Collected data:
========
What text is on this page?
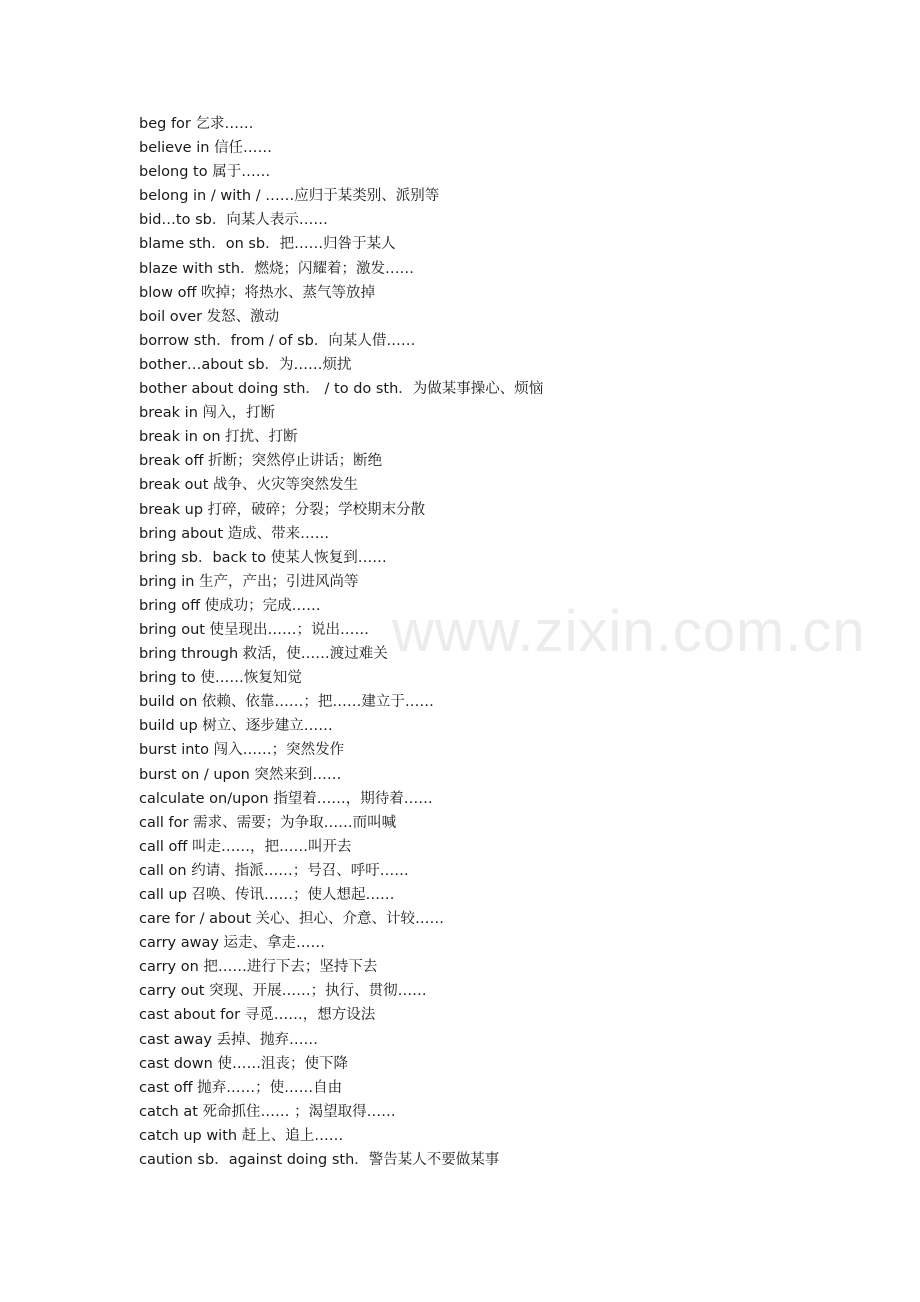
www.zixin.com.cn
beg for 乞求……
believe in 信任……
belong to 属于……
belong in / with / ……应归于某类别、派别等
bid…to sb．向某人表示……
blame sth．on sb．把……归咎于某人
blaze with sth．燃烧；闪耀着；激发……
blow off 吹掉；将热水、蒸气等放掉
boil over 发怒、激动
borrow sth．from / of sb．向某人借……
bother…about sb．为……烦扰
bother about doing sth． / to do sth．为做某事操心、烦恼
break in 闯入，打断
break in on 打扰、打断
break off 折断；突然停止讲话；断绝
break out 战争、火灾等突然发生
break up 打碎，破碎；分裂；学校期末分散
bring about 造成、带来……
bring sb．back to 使某人恢复到……
bring in 生产，产出；引进风尚等
bring off 使成功；完成……
bring out 使呈现出……；说出……
bring through 救活，使……渡过难关
bring to 使……恢复知觉
build on 依赖、依靠……；把……建立于……
build up 树立、逐步建立……
burst into 闯入……；突然发作
burst on / upon 突然来到……
calculate on/upon 指望着……，期待着……
call for 需求、需要；为争取……而叫喊
call off 叫走……，把……叫开去
call on 约请、指派……；号召、呼吁……
call up 召唤、传讯……；使人想起……
care for / about 关心、担心、介意、计较……
carry away 运走、拿走……
carry on 把……进行下去；坚持下去
carry out 突现、开展……；执行、贯彻……
cast about for 寻觅……，想方设法
cast away 丢掉、抛弃……
cast down 使……沮丧；使下降
cast off 抛弃……；使……自由
catch at 死命抓住…… ；渴望取得……
catch up with 赶上、追上……
caution sb．against doing sth．警告某人不要做某事
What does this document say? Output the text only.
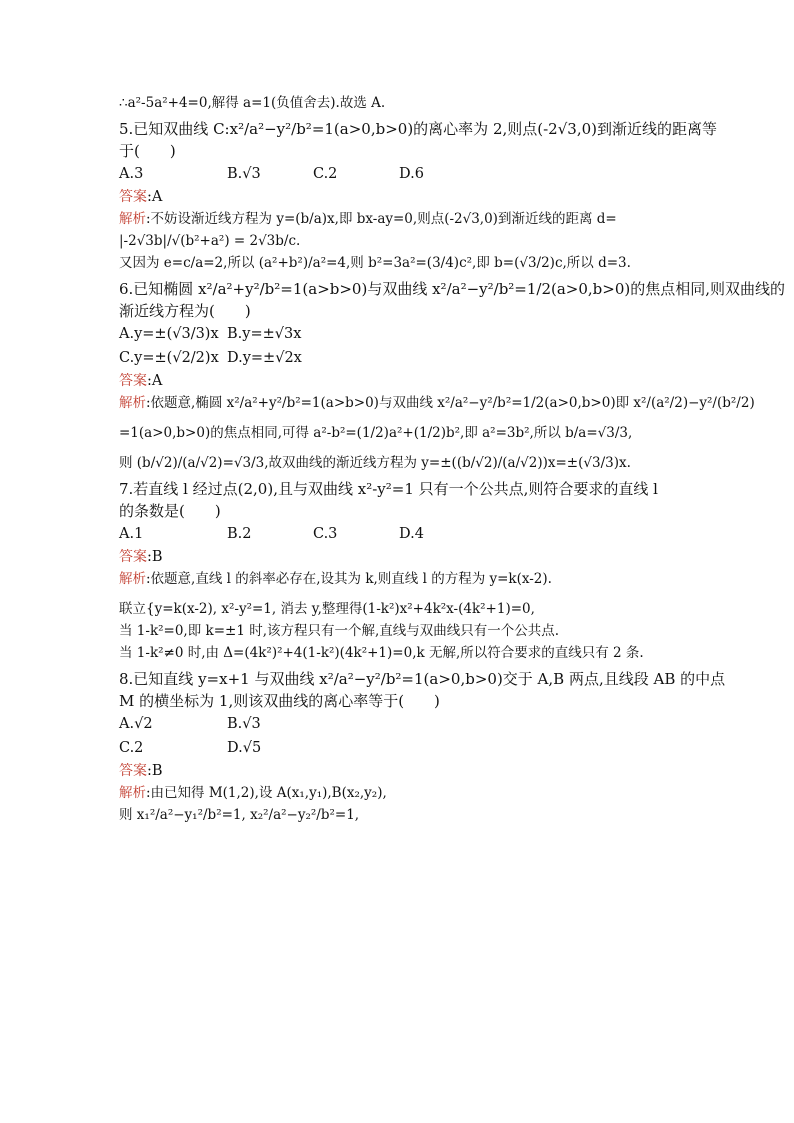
∴a²-5a²+4=0,解得 a=1(负值舍去).故选 A.
5.已知双曲线 C:x²/a²−y²/b²=1(a>0,b>0)的离心率为 2,则点(-2√3,0)到渐近线的距离等
于(　　)
A.3	B.√3	C.2	D.6
答案:A
解析:不妨设渐近线方程为 y=(b/a)x,即 bx-ay=0,则点(-2√3,0)到渐近线的距离 d=
|-2√3b|/√(b²+a²) = 2√3b/c.
又因为 e=c/a=2,所以 (a²+b²)/a²=4,则 b²=3a²=(3/4)c²,即 b=(√3/2)c,所以 d=3.
6.已知椭圆 x²/a²+y²/b²=1(a>b>0)与双曲线 x²/a²−y²/b²=1/2(a>0,b>0)的焦点相同,则双曲线的
渐近线方程为(　　)
A.y=±(√3/3)x B.y=±√3x
C.y=±(√2/2)x D.y=±√2x
答案:A
解析:依题意,椭圆 x²/a²+y²/b²=1(a>b>0)与双曲线 x²/a²−y²/b²=1/2(a>0,b>0)即 x²/(a²/2)−y²/(b²/2)
=1(a>0,b>0)的焦点相同,可得 a²-b²=(1/2)a²+(1/2)b²,即 a²=3b²,所以 b/a=√3/3,
则 (b/√2)/(a/√2)=√3/3,故双曲线的渐近线方程为 y=±((b/√2)/(a/√2))x=±(√3/3)x.
7.若直线 l 经过点(2,0),且与双曲线 x²-y²=1 只有一个公共点,则符合要求的直线 l
的条数是(　　)
A.1	B.2	C.3	D.4
答案:B
解析:依题意,直线 l 的斜率必存在,设其为 k,则直线 l 的方程为 y=k(x-2).
联立{y=k(x-2), x²-y²=1, 消去 y,整理得(1-k²)x²+4k²x-(4k²+1)=0,
当 1-k²=0,即 k=±1 时,该方程只有一个解,直线与双曲线只有一个公共点.
当 1-k²≠0 时,由 Δ=(4k²)²+4(1-k²)(4k²+1)=0,k 无解,所以符合要求的直线只有 2 条.
8.已知直线 y=x+1 与双曲线 x²/a²−y²/b²=1(a>0,b>0)交于 A,B 两点,且线段 AB 的中点
M 的横坐标为 1,则该双曲线的离心率等于(　　)
A.√2	B.√3
C.2	D.√5
答案:B
解析:由已知得 M(1,2),设 A(x₁,y₁),B(x₂,y₂),
则 x₁²/a²−y₁²/b²=1, x₂²/a²−y₂²/b²=1,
========
§ **YOUR TASK**
All of the material above should be reproduced exactly, except the pictures.

§ **ANSWER TO THIS EXERCISE**
What text is on this page?
www.zixin.com.cn
beg for 乞求……
believe in 信任……
belong to 属于……
belong in / with / ……应归于某类别、派别等
bid…to sb．向某人表示……
blame sth．on sb．把……归咎于某人
blaze with sth．燃烧；闪耀着；激发……
blow off 吹掉；将热水、蒸气等放掉
boil over 发怒、激动
borrow sth．from / of sb．向某人借……
bother…about sb．为……烦扰
bother about doing sth． / to do sth．为做某事操心、烦恼
break in 闯入，打断
break in on 打扰、打断
break off 折断；突然停止讲话；断绝
break out 战争、火灾等突然发生
break up 打碎，破碎；分裂；学校期末分散
bring about 造成、带来……
bring sb．back to 使某人恢复到……
bring in 生产，产出；引进风尚等
bring off 使成功；完成……
bring out 使呈现出……；说出……
bring through 救活，使……渡过难关
bring to 使……恢复知觉
build on 依赖、依靠……；把……建立于……
build up 树立、逐步建立……
burst into 闯入……；突然发作
burst on / upon 突然来到……
calculate on/upon 指望着……，期待着……
call for 需求、需要；为争取……而叫喊
call off 叫走……，把……叫开去
call on 约请、指派……；号召、呼吁……
call up 召唤、传讯……；使人想起……
care for / about 关心、担心、介意、计较……
carry away 运走、拿走……
carry on 把……进行下去；坚持下去
carry out 突现、开展……；执行、贯彻……
cast about for 寻觅……，想方设法
cast away 丢掉、抛弃……
cast down 使……沮丧；使下降
cast off 抛弃……；使……自由
catch at 死命抓住…… ；渴望取得……
catch up with 赶上、追上……
caution sb．against doing sth．警告某人不要做某事
What does this document say? Output the text only.
∴a²-5a²+4=0,解得 a=1(负值舍去).故选 A.
5.已知双曲线 C:x²/a²−y²/b²=1(a>0,b>0)的离心率为 2,则点(-2√3,0)到渐近线的距离等
于(　　)
A.3	B.√3	C.2	D.6
答案:A
解析:不妨设渐近线方程为 y=(b/a)x,即 bx-ay=0,则点(-2√3,0)到渐近线的距离 d=
|-2√3b|/√(b²+a²) = 2√3b/c.
又因为 e=c/a=2,所以 (a²+b²)/a²=4,则 b²=3a²=(3/4)c²,即 b=(√3/2)c,所以 d=3.
6.已知椭圆 x²/a²+y²/b²=1(a>b>0)与双曲线 x²/a²−y²/b²=1/2(a>0,b>0)的焦点相同,则双曲线的
渐近线方程为(　　)
A.y=±(√3/3)x B.y=±√3x
C.y=±(√2/2)x D.y=±√2x
答案:A
解析:依题意,椭圆 x²/a²+y²/b²=1(a>b>0)与双曲线 x²/a²−y²/b²=1/2(a>0,b>0)即 x²/(a²/2)−y²/(b²/2)
=1(a>0,b>0)的焦点相同,可得 a²-b²=(1/2)a²+(1/2)b²,即 a²=3b²,所以 b/a=√3/3,
则 (b/√2)/(a/√2)=√3/3,故双曲线的渐近线方程为 y=±((b/√2)/(a/√2))x=±(√3/3)x.
7.若直线 l 经过点(2,0),且与双曲线 x²-y²=1 只有一个公共点,则符合要求的直线 l
的条数是(　　)
A.1	B.2	C.3	D.4
答案:B
解析:依题意,直线 l 的斜率必存在,设其为 k,则直线 l 的方程为 y=k(x-2).
联立{y=k(x-2), x²-y²=1, 消去 y,整理得(1-k²)x²+4k²x-(4k²+1)=0,
当 1-k²=0,即 k=±1 时,该方程只有一个解,直线与双曲线只有一个公共点.
当 1-k²≠0 时,由 Δ=(4k²)²+4(1-k²)(4k²+1)=0,k 无解,所以符合要求的直线只有 2 条.
8.已知直线 y=x+1 与双曲线 x²/a²−y²/b²=1(a>0,b>0)交于 A,B 两点,且线段 AB 的中点
M 的横坐标为 1,则该双曲线的离心率等于(　　)
A.√2	B.√3
C.2	D.√5
答案:B
解析:由已知得 M(1,2),设 A(x₁,y₁),B(x₂,y₂),
则 x₁²/a²−y₁²/b²=1, x₂²/a²−y₂²/b²=1,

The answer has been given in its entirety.